• _STATED EXERCISE_:
Transcribe the records below exactly.

• _RECORDS FOR THE TASK_:
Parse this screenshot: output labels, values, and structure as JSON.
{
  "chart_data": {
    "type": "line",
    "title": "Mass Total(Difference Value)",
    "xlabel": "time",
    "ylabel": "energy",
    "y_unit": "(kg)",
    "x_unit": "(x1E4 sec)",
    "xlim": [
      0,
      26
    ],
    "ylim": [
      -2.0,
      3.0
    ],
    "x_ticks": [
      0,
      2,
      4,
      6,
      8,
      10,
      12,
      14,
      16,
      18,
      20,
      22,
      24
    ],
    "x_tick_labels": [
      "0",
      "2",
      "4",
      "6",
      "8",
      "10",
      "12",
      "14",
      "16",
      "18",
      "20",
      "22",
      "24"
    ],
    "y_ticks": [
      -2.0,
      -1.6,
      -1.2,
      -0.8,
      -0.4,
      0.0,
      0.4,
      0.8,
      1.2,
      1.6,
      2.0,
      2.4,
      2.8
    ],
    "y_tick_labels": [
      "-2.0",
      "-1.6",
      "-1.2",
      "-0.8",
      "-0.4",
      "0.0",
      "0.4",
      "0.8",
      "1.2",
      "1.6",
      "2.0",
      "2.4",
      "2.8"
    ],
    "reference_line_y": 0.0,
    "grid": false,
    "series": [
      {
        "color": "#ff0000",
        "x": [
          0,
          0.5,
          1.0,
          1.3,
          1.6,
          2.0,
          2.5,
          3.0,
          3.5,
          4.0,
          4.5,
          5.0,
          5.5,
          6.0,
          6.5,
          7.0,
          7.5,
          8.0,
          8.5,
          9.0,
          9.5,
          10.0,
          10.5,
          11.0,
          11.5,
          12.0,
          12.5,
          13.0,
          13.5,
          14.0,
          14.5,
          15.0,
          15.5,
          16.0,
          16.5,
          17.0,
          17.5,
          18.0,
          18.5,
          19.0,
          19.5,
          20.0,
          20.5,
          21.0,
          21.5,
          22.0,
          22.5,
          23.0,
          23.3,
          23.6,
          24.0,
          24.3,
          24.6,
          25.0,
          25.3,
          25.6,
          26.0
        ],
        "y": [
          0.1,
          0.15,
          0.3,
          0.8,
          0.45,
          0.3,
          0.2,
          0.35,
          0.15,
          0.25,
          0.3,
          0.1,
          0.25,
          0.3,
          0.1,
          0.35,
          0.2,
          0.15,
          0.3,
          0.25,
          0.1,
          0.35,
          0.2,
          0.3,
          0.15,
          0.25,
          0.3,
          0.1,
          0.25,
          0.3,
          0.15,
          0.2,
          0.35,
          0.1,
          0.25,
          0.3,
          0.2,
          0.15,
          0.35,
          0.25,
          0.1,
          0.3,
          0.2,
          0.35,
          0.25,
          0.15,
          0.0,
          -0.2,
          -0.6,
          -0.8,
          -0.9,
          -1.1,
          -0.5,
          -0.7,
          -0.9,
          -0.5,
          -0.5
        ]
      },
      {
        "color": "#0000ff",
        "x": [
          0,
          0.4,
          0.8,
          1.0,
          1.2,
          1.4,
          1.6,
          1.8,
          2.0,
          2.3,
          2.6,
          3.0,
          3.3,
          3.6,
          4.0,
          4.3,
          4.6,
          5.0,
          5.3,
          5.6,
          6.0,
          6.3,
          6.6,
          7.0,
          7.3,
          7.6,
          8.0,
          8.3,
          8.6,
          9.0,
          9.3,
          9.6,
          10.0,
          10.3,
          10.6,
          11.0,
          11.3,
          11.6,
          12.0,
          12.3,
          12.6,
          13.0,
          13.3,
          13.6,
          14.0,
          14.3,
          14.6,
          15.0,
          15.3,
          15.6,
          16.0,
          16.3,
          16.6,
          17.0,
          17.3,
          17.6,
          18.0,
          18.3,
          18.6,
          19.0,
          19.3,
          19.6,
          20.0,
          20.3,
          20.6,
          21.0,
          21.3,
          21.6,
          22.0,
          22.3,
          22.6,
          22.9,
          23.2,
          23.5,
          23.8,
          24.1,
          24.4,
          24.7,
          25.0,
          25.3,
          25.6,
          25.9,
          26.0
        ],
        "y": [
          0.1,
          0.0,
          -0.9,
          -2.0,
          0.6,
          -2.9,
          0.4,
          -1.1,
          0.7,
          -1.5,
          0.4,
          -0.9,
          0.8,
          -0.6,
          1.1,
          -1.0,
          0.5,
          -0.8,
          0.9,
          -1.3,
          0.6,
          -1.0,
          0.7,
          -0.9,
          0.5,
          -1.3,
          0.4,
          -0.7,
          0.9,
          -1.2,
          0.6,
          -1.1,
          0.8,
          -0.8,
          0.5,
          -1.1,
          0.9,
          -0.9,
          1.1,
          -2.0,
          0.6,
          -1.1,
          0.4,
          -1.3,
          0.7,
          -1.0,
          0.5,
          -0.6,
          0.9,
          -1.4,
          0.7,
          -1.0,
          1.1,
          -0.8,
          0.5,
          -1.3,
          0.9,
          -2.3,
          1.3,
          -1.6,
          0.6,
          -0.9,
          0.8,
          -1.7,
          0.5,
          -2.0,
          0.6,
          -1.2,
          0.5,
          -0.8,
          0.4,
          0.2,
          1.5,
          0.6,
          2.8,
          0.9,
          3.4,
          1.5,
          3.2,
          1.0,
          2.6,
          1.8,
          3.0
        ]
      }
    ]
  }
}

• _TASK RESPONSE_:
Parse this screenshot: output labels, values, and structure as JSON.
{
  "chart_data": {
    "type": "line",
    "title": "Mass Total(Difference Value)",
    "xlabel": "time",
    "ylabel": "energy",
    "y_unit": "(kg)",
    "x_unit": "(x1E4 sec)",
    "xlim": [
      0,
      26
    ],
    "ylim": [
      -2.0,
      3.0
    ],
    "x_ticks": [
      0,
      2,
      4,
      6,
      8,
      10,
      12,
      14,
      16,
      18,
      20,
      22,
      24
    ],
    "x_tick_labels": [
      "0",
      "2",
      "4",
      "6",
      "8",
      "10",
      "12",
      "14",
      "16",
      "18",
      "20",
      "22",
      "24"
    ],
    "y_ticks": [
      -2.0,
      -1.6,
      -1.2,
      -0.8,
      -0.4,
      0.0,
      0.4,
      0.8,
      1.2,
      1.6,
      2.0,
      2.4,
      2.8
    ],
    "y_tick_labels": [
      "-2.0",
      "-1.6",
      "-1.2",
      "-0.8",
      "-0.4",
      "0.0",
      "0.4",
      "0.8",
      "1.2",
      "1.6",
      "2.0",
      "2.4",
      "2.8"
    ],
    "reference_line_y": 0.0,
    "grid": false,
    "series": [
      {
        "color": "#ff0000",
        "x": [
          0,
          0.5,
          1.0,
          1.3,
          1.6,
          2.0,
          2.5,
          3.0,
          3.5,
          4.0,
          4.5,
          5.0,
          5.5,
          6.0,
          6.5,
          7.0,
          7.5,
          8.0,
          8.5,
          9.0,
          9.5,
          10.0,
          10.5,
          11.0,
          11.5,
          12.0,
          12.5,
          13.0,
          13.5,
          14.0,
          14.5,
          15.0,
          15.5,
          16.0,
          16.5,
          17.0,
          17.5,
          18.0,
          18.5,
          19.0,
          19.5,
          20.0,
          20.5,
          21.0,
          21.5,
          22.0,
          22.5,
          23.0,
          23.3,
          23.6,
          24.0,
          24.3,
          24.6,
          25.0,
          25.3,
          25.6,
          26.0
        ],
        "y": [
          0.1,
          0.15,
          0.3,
          0.8,
          0.45,
          0.3,
          0.2,
          0.35,
          0.15,
          0.25,
          0.3,
          0.1,
          0.25,
          0.3,
          0.1,
          0.35,
          0.2,
          0.15,
          0.3,
          0.25,
          0.1,
          0.35,
          0.2,
          0.3,
          0.15,
          0.25,
          0.3,
          0.1,
          0.25,
          0.3,
          0.15,
          0.2,
          0.35,
          0.1,
          0.25,
          0.3,
          0.2,
          0.15,
          0.35,
          0.25,
          0.1,
          0.3,
          0.2,
          0.35,
          0.25,
          0.15,
          0.0,
          -0.2,
          -0.6,
          -0.8,
          -0.9,
          -1.1,
          -0.5,
          -0.7,
          -0.9,
          -0.5,
          -0.5
        ]
      },
      {
        "color": "#0000ff",
        "x": [
          0,
          0.4,
          0.8,
          1.0,
          1.2,
          1.4,
          1.6,
          1.8,
          2.0,
          2.3,
          2.6,
          3.0,
          3.3,
          3.6,
          4.0,
          4.3,
          4.6,
          5.0,
          5.3,
          5.6,
          6.0,
          6.3,
          6.6,
          7.0,
          7.3,
          7.6,
          8.0,
          8.3,
          8.6,
          9.0,
          9.3,
          9.6,
          10.0,
          10.3,
          10.6,
          11.0,
          11.3,
          11.6,
          12.0,
          12.3,
          12.6,
          13.0,
          13.3,
          13.6,
          14.0,
          14.3,
          14.6,
          15.0,
          15.3,
          15.6,
          16.0,
          16.3,
          16.6,
          17.0,
          17.3,
          17.6,
          18.0,
          18.3,
          18.6,
          19.0,
          19.3,
          19.6,
          20.0,
          20.3,
          20.6,
          21.0,
          21.3,
          21.6,
          22.0,
          22.3,
          22.6,
          22.9,
          23.2,
          23.5,
          23.8,
          24.1,
          24.4,
          24.7,
          25.0,
          25.3,
          25.6,
          25.9,
          26.0
        ],
        "y": [
          0.1,
          0.0,
          -0.9,
          -2.0,
          0.6,
          -2.9,
          0.4,
          -1.1,
          0.7,
          -1.5,
          0.4,
          -0.9,
          0.8,
          -0.6,
          1.1,
          -1.0,
          0.5,
          -0.8,
          0.9,
          -1.3,
          0.6,
          -1.0,
          0.7,
          -0.9,
          0.5,
          -1.3,
          0.4,
          -0.7,
          0.9,
          -1.2,
          0.6,
          -1.1,
          0.8,
          -0.8,
          0.5,
          -1.1,
          0.9,
          -0.9,
          1.1,
          -2.0,
          0.6,
          -1.1,
          0.4,
          -1.3,
          0.7,
          -1.0,
          0.5,
          -0.6,
          0.9,
          -1.4,
          0.7,
          -1.0,
          1.1,
          -0.8,
          0.5,
          -1.3,
          0.9,
          -2.3,
          1.3,
          -1.6,
          0.6,
          -0.9,
          0.8,
          -1.7,
          0.5,
          -2.0,
          0.6,
          -1.2,
          0.5,
          -0.8,
          0.4,
          0.2,
          1.5,
          0.6,
          2.8,
          0.9,
          3.4,
          1.5,
          3.2,
          1.0,
          2.6,
          1.8,
          3.0
        ]
      }
    ]
  }
}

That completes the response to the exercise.